## Records to use
►
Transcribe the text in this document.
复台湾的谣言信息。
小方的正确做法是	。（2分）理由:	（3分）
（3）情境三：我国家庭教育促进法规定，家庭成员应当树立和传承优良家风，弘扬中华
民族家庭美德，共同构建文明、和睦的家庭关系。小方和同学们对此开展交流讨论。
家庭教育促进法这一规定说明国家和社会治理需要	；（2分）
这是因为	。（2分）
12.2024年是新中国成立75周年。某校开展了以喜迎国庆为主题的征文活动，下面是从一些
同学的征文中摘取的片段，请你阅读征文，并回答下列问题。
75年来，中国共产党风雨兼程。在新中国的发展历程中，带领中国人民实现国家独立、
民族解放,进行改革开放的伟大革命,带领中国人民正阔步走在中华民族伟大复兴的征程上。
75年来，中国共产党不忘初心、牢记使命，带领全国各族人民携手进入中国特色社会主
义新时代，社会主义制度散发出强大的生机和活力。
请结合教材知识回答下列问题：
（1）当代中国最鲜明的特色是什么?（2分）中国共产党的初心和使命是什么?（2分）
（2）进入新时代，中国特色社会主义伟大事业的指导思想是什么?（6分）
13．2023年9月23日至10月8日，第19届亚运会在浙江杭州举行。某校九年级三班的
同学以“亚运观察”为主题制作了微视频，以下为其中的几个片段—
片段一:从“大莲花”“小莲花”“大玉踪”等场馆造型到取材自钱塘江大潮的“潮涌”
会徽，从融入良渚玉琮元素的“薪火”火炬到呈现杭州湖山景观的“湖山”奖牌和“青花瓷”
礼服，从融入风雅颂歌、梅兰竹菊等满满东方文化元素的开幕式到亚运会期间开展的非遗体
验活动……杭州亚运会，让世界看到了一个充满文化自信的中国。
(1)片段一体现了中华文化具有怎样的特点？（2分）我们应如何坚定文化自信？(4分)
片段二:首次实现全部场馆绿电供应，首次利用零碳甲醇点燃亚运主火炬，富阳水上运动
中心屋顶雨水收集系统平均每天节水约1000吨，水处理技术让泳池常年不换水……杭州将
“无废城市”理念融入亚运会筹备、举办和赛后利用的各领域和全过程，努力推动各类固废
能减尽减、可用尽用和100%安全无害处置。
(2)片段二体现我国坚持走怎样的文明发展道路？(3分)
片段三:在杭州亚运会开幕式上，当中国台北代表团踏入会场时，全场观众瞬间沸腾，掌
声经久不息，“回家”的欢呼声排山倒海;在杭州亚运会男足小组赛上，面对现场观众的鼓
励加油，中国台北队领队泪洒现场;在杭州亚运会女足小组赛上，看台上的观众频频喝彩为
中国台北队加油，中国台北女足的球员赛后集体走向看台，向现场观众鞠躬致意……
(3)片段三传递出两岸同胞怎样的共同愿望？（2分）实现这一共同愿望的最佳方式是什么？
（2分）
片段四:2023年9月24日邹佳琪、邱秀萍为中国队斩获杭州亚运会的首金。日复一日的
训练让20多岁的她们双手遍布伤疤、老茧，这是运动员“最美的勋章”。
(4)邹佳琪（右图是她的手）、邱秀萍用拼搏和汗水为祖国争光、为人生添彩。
◄
## Task goal
Each line of the material should be echoed exactly.

## Output
Transcribe the text in this document.
复台湾的谣言信息。
小方的正确做法是	。（2分）理由:	（3分）
（3）情境三：我国家庭教育促进法规定，家庭成员应当树立和传承优良家风，弘扬中华
民族家庭美德，共同构建文明、和睦的家庭关系。小方和同学们对此开展交流讨论。
家庭教育促进法这一规定说明国家和社会治理需要	；（2分）
这是因为	。（2分）
12.2024年是新中国成立75周年。某校开展了以喜迎国庆为主题的征文活动，下面是从一些
同学的征文中摘取的片段，请你阅读征文，并回答下列问题。
75年来，中国共产党风雨兼程。在新中国的发展历程中，带领中国人民实现国家独立、
民族解放,进行改革开放的伟大革命,带领中国人民正阔步走在中华民族伟大复兴的征程上。
75年来，中国共产党不忘初心、牢记使命，带领全国各族人民携手进入中国特色社会主
义新时代，社会主义制度散发出强大的生机和活力。
请结合教材知识回答下列问题：
（1）当代中国最鲜明的特色是什么?（2分）中国共产党的初心和使命是什么?（2分）
（2）进入新时代，中国特色社会主义伟大事业的指导思想是什么?（6分）
13．2023年9月23日至10月8日，第19届亚运会在浙江杭州举行。某校九年级三班的
同学以“亚运观察”为主题制作了微视频，以下为其中的几个片段—
片段一:从“大莲花”“小莲花”“大玉踪”等场馆造型到取材自钱塘江大潮的“潮涌”
会徽，从融入良渚玉琮元素的“薪火”火炬到呈现杭州湖山景观的“湖山”奖牌和“青花瓷”
礼服，从融入风雅颂歌、梅兰竹菊等满满东方文化元素的开幕式到亚运会期间开展的非遗体
验活动……杭州亚运会，让世界看到了一个充满文化自信的中国。
(1)片段一体现了中华文化具有怎样的特点？（2分）我们应如何坚定文化自信？(4分)
片段二:首次实现全部场馆绿电供应，首次利用零碳甲醇点燃亚运主火炬，富阳水上运动
中心屋顶雨水收集系统平均每天节水约1000吨，水处理技术让泳池常年不换水……杭州将
“无废城市”理念融入亚运会筹备、举办和赛后利用的各领域和全过程，努力推动各类固废
能减尽减、可用尽用和100%安全无害处置。
(2)片段二体现我国坚持走怎样的文明发展道路？(3分)
片段三:在杭州亚运会开幕式上，当中国台北代表团踏入会场时，全场观众瞬间沸腾，掌
声经久不息，“回家”的欢呼声排山倒海;在杭州亚运会男足小组赛上，面对现场观众的鼓
励加油，中国台北队领队泪洒现场;在杭州亚运会女足小组赛上，看台上的观众频频喝彩为
中国台北队加油，中国台北女足的球员赛后集体走向看台，向现场观众鞠躬致意……
(3)片段三传递出两岸同胞怎样的共同愿望？（2分）实现这一共同愿望的最佳方式是什么？
（2分）
片段四:2023年9月24日邹佳琪、邱秀萍为中国队斩获杭州亚运会的首金。日复一日的
训练让20多岁的她们双手遍布伤疤、老茧，这是运动员“最美的勋章”。
(4)邹佳琪（右图是她的手）、邱秀萍用拼搏和汗水为祖国争光、为人生添彩。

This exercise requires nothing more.